┌──

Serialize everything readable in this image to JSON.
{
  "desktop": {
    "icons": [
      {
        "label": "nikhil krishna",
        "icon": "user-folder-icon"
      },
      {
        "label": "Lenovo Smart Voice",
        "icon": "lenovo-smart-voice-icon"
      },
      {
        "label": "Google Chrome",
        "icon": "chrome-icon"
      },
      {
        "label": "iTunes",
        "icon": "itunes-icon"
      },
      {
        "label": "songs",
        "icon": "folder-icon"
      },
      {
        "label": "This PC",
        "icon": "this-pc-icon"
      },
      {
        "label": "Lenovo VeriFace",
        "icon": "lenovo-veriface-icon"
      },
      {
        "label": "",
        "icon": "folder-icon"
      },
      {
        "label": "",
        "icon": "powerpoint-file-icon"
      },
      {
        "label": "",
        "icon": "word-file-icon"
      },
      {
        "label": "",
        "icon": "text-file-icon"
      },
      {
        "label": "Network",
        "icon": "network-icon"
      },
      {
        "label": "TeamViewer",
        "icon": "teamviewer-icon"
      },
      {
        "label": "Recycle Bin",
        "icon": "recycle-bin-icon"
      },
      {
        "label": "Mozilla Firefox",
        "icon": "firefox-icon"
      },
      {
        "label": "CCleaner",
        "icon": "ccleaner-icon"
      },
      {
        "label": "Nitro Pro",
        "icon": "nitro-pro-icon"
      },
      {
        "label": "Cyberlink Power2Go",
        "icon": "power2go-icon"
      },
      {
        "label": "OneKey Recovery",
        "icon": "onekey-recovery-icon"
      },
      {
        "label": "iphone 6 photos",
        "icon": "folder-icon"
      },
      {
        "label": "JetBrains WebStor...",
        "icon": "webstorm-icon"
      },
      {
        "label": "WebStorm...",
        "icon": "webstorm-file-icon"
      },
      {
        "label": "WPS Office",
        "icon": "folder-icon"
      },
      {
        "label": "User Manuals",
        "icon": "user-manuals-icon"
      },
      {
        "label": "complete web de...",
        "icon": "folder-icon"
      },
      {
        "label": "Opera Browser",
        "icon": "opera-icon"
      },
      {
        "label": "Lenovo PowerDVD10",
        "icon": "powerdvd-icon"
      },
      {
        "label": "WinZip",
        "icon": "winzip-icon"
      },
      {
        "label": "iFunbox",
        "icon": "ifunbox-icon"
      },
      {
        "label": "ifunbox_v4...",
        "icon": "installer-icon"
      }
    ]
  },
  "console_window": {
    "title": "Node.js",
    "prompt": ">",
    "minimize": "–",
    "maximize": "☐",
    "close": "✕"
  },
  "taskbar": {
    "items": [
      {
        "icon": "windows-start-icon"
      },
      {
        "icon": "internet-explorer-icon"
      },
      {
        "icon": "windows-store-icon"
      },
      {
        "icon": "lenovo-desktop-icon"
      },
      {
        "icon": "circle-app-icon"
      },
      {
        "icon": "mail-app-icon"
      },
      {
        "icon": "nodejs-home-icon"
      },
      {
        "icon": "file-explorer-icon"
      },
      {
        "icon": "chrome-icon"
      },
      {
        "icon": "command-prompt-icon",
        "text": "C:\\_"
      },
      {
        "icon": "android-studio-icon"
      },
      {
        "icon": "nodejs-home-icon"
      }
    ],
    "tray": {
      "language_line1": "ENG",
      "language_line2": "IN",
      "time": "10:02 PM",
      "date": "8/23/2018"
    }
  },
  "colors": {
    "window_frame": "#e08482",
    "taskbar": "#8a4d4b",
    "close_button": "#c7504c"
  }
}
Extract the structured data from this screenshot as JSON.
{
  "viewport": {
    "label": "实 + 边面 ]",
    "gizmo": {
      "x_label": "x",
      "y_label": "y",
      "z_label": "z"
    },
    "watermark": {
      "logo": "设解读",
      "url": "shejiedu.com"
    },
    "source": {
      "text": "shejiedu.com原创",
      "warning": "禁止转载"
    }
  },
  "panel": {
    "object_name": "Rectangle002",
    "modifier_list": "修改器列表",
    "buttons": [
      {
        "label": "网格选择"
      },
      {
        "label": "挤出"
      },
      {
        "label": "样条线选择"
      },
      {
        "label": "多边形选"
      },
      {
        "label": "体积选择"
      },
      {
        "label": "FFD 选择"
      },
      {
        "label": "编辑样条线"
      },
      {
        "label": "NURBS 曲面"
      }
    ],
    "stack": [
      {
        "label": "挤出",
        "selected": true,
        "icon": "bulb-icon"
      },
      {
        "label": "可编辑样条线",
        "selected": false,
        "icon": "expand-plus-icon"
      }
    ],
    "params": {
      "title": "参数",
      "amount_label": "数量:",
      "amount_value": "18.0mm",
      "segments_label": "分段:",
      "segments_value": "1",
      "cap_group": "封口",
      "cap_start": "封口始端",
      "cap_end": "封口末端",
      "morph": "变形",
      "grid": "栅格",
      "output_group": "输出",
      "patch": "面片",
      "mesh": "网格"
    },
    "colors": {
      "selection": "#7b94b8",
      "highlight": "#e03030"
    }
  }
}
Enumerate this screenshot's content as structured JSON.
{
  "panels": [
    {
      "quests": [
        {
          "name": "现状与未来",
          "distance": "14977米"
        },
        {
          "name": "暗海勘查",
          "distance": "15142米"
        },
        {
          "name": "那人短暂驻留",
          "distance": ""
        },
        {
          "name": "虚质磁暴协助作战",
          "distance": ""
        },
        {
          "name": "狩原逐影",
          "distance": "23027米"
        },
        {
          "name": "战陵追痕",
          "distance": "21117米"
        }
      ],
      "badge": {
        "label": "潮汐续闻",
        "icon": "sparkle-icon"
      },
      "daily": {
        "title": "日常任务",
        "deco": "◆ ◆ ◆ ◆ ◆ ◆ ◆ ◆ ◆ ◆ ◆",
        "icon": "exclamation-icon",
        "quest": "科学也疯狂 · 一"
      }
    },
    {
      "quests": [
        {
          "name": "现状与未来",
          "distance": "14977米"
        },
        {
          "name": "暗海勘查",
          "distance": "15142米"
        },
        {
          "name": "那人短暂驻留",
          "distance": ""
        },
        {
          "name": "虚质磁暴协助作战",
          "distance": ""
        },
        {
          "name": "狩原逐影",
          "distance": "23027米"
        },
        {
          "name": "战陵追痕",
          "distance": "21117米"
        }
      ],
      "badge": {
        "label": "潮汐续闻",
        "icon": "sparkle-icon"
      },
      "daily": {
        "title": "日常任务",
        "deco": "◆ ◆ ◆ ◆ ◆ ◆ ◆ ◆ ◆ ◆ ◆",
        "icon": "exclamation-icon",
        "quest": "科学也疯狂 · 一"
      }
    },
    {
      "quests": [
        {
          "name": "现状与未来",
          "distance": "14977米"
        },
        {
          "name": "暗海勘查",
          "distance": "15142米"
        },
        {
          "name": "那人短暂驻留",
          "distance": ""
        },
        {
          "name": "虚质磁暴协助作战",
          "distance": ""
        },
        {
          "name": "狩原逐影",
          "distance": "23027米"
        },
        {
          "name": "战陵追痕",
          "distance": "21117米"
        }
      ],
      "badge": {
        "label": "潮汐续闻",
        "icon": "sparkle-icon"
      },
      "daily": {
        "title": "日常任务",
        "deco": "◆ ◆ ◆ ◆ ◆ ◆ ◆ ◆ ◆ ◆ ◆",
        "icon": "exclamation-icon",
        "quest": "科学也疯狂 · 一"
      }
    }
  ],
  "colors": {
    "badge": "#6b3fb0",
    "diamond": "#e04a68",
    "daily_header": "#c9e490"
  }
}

└──

◆ WHAT YOU SHOULD DO: Each line above must be printed exactly as it appears.

◆ TASK RESULT:
Serialize everything readable in this image to JSON.
{
  "desktop": {
    "icons": [
      {
        "label": "nikhil krishna",
        "icon": "user-folder-icon"
      },
      {
        "label": "Lenovo Smart Voice",
        "icon": "lenovo-smart-voice-icon"
      },
      {
        "label": "Google Chrome",
        "icon": "chrome-icon"
      },
      {
        "label": "iTunes",
        "icon": "itunes-icon"
      },
      {
        "label": "songs",
        "icon": "folder-icon"
      },
      {
        "label": "This PC",
        "icon": "this-pc-icon"
      },
      {
        "label": "Lenovo VeriFace",
        "icon": "lenovo-veriface-icon"
      },
      {
        "label": "",
        "icon": "folder-icon"
      },
      {
        "label": "",
        "icon": "powerpoint-file-icon"
      },
      {
        "label": "",
        "icon": "word-file-icon"
      },
      {
        "label": "",
        "icon": "text-file-icon"
      },
      {
        "label": "Network",
        "icon": "network-icon"
      },
      {
        "label": "TeamViewer",
        "icon": "teamviewer-icon"
      },
      {
        "label": "Recycle Bin",
        "icon": "recycle-bin-icon"
      },
      {
        "label": "Mozilla Firefox",
        "icon": "firefox-icon"
      },
      {
        "label": "CCleaner",
        "icon": "ccleaner-icon"
      },
      {
        "label": "Nitro Pro",
        "icon": "nitro-pro-icon"
      },
      {
        "label": "Cyberlink Power2Go",
        "icon": "power2go-icon"
      },
      {
        "label": "OneKey Recovery",
        "icon": "onekey-recovery-icon"
      },
      {
        "label": "iphone 6 photos",
        "icon": "folder-icon"
      },
      {
        "label": "JetBrains WebStor...",
        "icon": "webstorm-icon"
      },
      {
        "label": "WebStorm...",
        "icon": "webstorm-file-icon"
      },
      {
        "label": "WPS Office",
        "icon": "folder-icon"
      },
      {
        "label": "User Manuals",
        "icon": "user-manuals-icon"
      },
      {
        "label": "complete web de...",
        "icon": "folder-icon"
      },
      {
        "label": "Opera Browser",
        "icon": "opera-icon"
      },
      {
        "label": "Lenovo PowerDVD10",
        "icon": "powerdvd-icon"
      },
      {
        "label": "WinZip",
        "icon": "winzip-icon"
      },
      {
        "label": "iFunbox",
        "icon": "ifunbox-icon"
      },
      {
        "label": "ifunbox_v4...",
        "icon": "installer-icon"
      }
    ]
  },
  "console_window": {
    "title": "Node.js",
    "prompt": ">",
    "minimize": "–",
    "maximize": "☐",
    "close": "✕"
  },
  "taskbar": {
    "items": [
      {
        "icon": "windows-start-icon"
      },
      {
        "icon": "internet-explorer-icon"
      },
      {
        "icon": "windows-store-icon"
      },
      {
        "icon": "lenovo-desktop-icon"
      },
      {
        "icon": "circle-app-icon"
      },
      {
        "icon": "mail-app-icon"
      },
      {
        "icon": "nodejs-home-icon"
      },
      {
        "icon": "file-explorer-icon"
      },
      {
        "icon": "chrome-icon"
      },
      {
        "icon": "command-prompt-icon",
        "text": "C:\\_"
      },
      {
        "icon": "android-studio-icon"
      },
      {
        "icon": "nodejs-home-icon"
      }
    ],
    "tray": {
      "language_line1": "ENG",
      "language_line2": "IN",
      "time": "10:02 PM",
      "date": "8/23/2018"
    }
  },
  "colors": {
    "window_frame": "#e08482",
    "taskbar": "#8a4d4b",
    "close_button": "#c7504c"
  }
}
Extract the structured data from this screenshot as JSON.
{
  "viewport": {
    "label": "实 + 边面 ]",
    "gizmo": {
      "x_label": "x",
      "y_label": "y",
      "z_label": "z"
    },
    "watermark": {
      "logo": "设解读",
      "url": "shejiedu.com"
    },
    "source": {
      "text": "shejiedu.com原创",
      "warning": "禁止转载"
    }
  },
  "panel": {
    "object_name": "Rectangle002",
    "modifier_list": "修改器列表",
    "buttons": [
      {
        "label": "网格选择"
      },
      {
        "label": "挤出"
      },
      {
        "label": "样条线选择"
      },
      {
        "label": "多边形选"
      },
      {
        "label": "体积选择"
      },
      {
        "label": "FFD 选择"
      },
      {
        "label": "编辑样条线"
      },
      {
        "label": "NURBS 曲面"
      }
    ],
    "stack": [
      {
        "label": "挤出",
        "selected": true,
        "icon": "bulb-icon"
      },
      {
        "label": "可编辑样条线",
        "selected": false,
        "icon": "expand-plus-icon"
      }
    ],
    "params": {
      "title": "参数",
      "amount_label": "数量:",
      "amount_value": "18.0mm",
      "segments_label": "分段:",
      "segments_value": "1",
      "cap_group": "封口",
      "cap_start": "封口始端",
      "cap_end": "封口末端",
      "morph": "变形",
      "grid": "栅格",
      "output_group": "输出",
      "patch": "面片",
      "mesh": "网格"
    },
    "colors": {
      "selection": "#7b94b8",
      "highlight": "#e03030"
    }
  }
}
Enumerate this screenshot's content as structured JSON.
{
  "panels": [
    {
      "quests": [
        {
          "name": "现状与未来",
          "distance": "14977米"
        },
        {
          "name": "暗海勘查",
          "distance": "15142米"
        },
        {
          "name": "那人短暂驻留",
          "distance": ""
        },
        {
          "name": "虚质磁暴协助作战",
          "distance": ""
        },
        {
          "name": "狩原逐影",
          "distance": "23027米"
        },
        {
          "name": "战陵追痕",
          "distance": "21117米"
        }
      ],
      "badge": {
        "label": "潮汐续闻",
        "icon": "sparkle-icon"
      },
      "daily": {
        "title": "日常任务",
        "deco": "◆ ◆ ◆ ◆ ◆ ◆ ◆ ◆ ◆ ◆ ◆",
        "icon": "exclamation-icon",
        "quest": "科学也疯狂 · 一"
      }
    },
    {
      "quests": [
        {
          "name": "现状与未来",
          "distance": "14977米"
        },
        {
          "name": "暗海勘查",
          "distance": "15142米"
        },
        {
          "name": "那人短暂驻留",
          "distance": ""
        },
        {
          "name": "虚质磁暴协助作战",
          "distance": ""
        },
        {
          "name": "狩原逐影",
          "distance": "23027米"
        },
        {
          "name": "战陵追痕",
          "distance": "21117米"
        }
      ],
      "badge": {
        "label": "潮汐续闻",
        "icon": "sparkle-icon"
      },
      "daily": {
        "title": "日常任务",
        "deco": "◆ ◆ ◆ ◆ ◆ ◆ ◆ ◆ ◆ ◆ ◆",
        "icon": "exclamation-icon",
        "quest": "科学也疯狂 · 一"
      }
    },
    {
      "quests": [
        {
          "name": "现状与未来",
          "distance": "14977米"
        },
        {
          "name": "暗海勘查",
          "distance": "15142米"
        },
        {
          "name": "那人短暂驻留",
          "distance": ""
        },
        {
          "name": "虚质磁暴协助作战",
          "distance": ""
        },
        {
          "name": "狩原逐影",
          "distance": "23027米"
        },
        {
          "name": "战陵追痕",
          "distance": "21117米"
        }
      ],
      "badge": {
        "label": "潮汐续闻",
        "icon": "sparkle-icon"
      },
      "daily": {
        "title": "日常任务",
        "deco": "◆ ◆ ◆ ◆ ◆ ◆ ◆ ◆ ◆ ◆ ◆",
        "icon": "exclamation-icon",
        "quest": "科学也疯狂 · 一"
      }
    }
  ],
  "colors": {
    "badge": "#6b3fb0",
    "diamond": "#e04a68",
    "daily_header": "#c9e490"
  }
}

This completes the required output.